### EXERCISE DESCRIPTION
Every line with the word "options" in it should be extracted from the data that follows.

### SUPPLIED MATERIAL
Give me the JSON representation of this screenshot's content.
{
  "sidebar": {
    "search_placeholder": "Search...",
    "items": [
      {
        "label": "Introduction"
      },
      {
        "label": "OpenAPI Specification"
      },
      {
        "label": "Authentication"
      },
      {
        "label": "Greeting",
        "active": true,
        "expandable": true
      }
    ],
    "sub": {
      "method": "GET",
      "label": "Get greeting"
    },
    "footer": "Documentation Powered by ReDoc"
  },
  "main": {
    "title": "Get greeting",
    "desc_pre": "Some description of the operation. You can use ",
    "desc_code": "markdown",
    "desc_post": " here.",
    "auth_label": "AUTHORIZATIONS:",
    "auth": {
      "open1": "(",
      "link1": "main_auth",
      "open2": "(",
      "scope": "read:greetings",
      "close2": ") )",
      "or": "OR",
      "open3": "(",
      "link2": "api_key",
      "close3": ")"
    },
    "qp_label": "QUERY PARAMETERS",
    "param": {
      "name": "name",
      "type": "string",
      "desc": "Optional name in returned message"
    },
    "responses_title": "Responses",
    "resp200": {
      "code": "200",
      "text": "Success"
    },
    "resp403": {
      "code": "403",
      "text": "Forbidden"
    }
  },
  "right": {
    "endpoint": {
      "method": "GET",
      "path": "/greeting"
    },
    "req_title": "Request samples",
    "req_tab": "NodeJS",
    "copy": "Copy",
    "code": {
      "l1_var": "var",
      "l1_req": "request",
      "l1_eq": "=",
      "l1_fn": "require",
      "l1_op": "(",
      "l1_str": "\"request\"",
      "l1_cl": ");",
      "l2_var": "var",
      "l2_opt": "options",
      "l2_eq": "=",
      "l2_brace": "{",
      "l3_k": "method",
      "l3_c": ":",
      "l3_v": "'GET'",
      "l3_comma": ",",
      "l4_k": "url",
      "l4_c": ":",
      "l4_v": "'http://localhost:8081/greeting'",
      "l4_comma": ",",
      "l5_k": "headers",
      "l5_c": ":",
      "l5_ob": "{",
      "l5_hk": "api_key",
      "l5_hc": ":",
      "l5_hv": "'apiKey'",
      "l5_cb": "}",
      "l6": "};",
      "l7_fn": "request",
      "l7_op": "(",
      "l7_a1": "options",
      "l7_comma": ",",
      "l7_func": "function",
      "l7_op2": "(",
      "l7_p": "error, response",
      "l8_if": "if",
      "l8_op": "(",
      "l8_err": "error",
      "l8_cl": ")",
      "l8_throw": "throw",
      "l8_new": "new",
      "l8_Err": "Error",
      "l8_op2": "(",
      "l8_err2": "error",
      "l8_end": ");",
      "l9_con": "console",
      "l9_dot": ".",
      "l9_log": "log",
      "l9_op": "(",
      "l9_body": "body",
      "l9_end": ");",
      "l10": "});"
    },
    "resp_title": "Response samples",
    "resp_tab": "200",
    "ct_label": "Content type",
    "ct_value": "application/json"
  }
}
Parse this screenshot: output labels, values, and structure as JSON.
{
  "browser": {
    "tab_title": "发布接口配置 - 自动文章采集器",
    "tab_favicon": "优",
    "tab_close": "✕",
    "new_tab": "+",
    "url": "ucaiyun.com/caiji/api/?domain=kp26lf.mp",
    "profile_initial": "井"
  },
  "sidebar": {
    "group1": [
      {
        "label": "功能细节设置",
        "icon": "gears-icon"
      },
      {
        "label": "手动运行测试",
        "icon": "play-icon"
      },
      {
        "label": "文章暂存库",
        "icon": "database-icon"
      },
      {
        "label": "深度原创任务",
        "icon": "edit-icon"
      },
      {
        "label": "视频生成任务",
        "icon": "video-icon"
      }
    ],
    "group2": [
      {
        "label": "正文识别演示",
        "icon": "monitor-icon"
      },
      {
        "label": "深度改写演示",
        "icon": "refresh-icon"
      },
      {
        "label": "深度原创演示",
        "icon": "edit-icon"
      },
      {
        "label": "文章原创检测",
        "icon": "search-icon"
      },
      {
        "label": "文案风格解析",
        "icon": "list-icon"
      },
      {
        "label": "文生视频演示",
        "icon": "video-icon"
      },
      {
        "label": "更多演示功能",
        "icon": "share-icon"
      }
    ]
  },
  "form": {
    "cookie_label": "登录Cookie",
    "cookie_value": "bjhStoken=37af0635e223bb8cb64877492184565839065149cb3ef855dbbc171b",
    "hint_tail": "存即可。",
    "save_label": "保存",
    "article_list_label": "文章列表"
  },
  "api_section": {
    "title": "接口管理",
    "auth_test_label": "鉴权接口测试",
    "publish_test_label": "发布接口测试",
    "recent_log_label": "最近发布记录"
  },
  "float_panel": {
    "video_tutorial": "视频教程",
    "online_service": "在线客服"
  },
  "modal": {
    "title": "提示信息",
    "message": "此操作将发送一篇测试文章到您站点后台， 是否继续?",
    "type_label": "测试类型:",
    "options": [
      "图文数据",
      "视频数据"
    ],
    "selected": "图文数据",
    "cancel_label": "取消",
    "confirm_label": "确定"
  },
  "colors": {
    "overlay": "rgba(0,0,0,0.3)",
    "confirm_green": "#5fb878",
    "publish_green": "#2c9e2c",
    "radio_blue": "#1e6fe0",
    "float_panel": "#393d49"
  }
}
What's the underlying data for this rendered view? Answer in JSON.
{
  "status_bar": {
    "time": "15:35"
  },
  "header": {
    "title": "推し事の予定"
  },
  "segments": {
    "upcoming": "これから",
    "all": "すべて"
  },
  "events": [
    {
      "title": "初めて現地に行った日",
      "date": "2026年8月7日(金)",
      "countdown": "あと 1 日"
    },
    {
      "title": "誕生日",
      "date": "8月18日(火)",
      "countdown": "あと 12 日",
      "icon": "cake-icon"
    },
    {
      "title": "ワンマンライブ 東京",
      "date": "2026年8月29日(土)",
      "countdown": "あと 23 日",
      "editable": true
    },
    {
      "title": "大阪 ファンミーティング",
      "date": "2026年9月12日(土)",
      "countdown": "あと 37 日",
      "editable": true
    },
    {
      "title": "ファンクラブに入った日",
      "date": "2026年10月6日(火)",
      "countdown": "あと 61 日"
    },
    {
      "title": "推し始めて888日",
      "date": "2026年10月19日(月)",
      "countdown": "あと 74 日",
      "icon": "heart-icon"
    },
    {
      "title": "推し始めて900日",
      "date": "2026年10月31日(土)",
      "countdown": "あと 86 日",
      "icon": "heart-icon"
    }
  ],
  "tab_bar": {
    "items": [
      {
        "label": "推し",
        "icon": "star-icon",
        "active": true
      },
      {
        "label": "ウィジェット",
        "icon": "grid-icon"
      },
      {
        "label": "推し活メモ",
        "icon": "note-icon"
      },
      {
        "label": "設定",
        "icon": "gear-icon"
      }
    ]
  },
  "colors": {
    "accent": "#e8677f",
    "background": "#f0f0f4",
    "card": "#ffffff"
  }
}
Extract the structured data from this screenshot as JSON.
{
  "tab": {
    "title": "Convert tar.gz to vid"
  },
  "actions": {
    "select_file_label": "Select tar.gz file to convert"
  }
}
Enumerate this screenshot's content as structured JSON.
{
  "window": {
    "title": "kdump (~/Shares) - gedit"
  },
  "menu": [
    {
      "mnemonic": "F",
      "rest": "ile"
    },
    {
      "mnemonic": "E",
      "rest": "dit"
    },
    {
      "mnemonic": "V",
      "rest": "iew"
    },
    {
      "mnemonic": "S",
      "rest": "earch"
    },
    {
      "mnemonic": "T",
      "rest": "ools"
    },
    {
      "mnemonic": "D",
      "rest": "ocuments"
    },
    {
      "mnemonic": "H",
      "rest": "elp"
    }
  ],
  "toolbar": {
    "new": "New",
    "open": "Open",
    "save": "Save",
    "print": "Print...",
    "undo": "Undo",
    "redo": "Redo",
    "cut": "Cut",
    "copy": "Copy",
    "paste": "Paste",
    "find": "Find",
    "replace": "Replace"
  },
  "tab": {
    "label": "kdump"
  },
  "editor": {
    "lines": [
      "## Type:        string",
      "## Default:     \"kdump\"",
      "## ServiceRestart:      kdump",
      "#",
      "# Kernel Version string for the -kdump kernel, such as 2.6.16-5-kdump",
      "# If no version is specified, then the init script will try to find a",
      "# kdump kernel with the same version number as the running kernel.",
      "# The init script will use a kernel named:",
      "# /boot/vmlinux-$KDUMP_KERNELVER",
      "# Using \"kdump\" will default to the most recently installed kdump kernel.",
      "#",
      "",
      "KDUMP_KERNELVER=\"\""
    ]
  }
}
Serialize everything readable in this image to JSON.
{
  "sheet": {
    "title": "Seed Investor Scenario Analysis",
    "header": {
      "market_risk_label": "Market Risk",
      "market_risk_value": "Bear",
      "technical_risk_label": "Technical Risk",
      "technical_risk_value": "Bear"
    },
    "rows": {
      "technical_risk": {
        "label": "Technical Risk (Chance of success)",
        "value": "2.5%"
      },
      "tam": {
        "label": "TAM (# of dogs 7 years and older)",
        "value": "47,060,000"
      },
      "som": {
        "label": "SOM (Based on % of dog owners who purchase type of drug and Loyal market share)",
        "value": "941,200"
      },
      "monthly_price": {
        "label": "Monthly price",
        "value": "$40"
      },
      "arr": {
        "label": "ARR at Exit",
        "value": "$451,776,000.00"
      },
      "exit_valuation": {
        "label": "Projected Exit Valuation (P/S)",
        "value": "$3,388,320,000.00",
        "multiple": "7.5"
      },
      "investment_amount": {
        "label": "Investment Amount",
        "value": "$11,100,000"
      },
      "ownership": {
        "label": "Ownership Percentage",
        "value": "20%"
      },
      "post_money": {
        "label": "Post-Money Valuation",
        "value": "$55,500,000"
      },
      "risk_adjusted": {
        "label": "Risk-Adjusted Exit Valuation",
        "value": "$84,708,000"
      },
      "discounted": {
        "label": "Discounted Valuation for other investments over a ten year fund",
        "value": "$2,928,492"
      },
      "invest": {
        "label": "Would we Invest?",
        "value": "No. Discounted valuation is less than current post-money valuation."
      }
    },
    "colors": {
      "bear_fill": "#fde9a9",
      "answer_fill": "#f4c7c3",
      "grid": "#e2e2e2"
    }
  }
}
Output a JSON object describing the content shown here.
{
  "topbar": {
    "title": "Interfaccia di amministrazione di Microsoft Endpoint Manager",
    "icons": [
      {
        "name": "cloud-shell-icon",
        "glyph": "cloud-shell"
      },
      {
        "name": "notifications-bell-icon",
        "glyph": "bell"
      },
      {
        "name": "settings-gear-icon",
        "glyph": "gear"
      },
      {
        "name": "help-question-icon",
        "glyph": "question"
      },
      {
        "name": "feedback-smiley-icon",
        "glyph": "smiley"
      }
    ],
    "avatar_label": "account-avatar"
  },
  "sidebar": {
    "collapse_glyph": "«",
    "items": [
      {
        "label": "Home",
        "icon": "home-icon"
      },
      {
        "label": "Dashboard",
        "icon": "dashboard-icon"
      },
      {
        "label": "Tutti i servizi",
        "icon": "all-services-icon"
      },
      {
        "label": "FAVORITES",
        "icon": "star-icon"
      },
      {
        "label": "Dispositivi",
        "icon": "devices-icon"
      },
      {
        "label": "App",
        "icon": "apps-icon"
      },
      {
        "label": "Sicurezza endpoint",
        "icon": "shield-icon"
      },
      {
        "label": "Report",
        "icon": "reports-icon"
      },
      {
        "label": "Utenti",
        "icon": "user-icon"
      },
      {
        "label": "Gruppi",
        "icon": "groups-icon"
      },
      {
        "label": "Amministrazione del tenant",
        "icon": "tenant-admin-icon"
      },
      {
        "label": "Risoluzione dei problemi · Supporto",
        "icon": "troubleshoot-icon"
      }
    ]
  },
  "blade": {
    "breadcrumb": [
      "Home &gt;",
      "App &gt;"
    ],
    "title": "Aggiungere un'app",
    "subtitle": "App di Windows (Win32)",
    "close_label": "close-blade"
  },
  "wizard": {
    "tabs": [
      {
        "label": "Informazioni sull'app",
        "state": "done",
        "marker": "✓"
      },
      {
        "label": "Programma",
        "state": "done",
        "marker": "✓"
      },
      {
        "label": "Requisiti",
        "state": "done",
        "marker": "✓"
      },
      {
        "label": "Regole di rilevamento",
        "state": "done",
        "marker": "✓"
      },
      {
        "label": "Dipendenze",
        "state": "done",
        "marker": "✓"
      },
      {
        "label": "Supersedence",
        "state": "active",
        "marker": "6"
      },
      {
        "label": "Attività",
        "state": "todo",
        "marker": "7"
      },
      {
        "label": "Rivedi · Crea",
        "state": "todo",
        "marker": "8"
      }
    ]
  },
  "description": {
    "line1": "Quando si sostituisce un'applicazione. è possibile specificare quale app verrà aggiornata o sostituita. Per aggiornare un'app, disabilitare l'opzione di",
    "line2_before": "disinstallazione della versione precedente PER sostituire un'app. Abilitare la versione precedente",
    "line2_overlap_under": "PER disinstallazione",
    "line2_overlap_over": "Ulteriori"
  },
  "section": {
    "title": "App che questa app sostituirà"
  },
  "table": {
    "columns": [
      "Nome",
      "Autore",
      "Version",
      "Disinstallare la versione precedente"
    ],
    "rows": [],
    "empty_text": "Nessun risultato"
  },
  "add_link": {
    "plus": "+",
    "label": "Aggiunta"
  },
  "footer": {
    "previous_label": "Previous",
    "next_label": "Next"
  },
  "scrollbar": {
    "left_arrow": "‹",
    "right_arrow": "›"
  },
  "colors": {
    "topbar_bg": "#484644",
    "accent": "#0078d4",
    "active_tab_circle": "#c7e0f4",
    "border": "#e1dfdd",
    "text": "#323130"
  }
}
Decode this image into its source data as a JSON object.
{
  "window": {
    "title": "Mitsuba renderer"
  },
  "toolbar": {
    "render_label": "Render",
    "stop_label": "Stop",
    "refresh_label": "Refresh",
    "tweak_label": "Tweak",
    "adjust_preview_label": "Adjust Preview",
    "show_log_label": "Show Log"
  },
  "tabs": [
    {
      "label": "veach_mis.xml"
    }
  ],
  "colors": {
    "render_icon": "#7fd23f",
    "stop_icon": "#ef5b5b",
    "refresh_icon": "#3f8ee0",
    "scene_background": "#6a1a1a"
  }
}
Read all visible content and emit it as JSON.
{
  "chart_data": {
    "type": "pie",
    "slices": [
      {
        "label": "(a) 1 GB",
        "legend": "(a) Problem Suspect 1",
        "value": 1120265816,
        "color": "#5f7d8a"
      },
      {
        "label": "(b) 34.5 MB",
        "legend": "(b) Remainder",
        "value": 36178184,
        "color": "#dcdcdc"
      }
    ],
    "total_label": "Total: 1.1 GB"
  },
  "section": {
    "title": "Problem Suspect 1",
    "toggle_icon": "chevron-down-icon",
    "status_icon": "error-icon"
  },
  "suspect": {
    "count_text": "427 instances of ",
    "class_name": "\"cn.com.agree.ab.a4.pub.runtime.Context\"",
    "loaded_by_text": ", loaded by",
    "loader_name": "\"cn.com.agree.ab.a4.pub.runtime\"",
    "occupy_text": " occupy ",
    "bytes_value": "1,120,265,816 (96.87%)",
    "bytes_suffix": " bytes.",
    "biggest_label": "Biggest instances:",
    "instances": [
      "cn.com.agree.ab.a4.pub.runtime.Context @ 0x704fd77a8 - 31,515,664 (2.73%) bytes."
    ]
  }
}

### THE RESPONSE
      "l2_opt": "options",
      "l7_a1": "options",
    "options": [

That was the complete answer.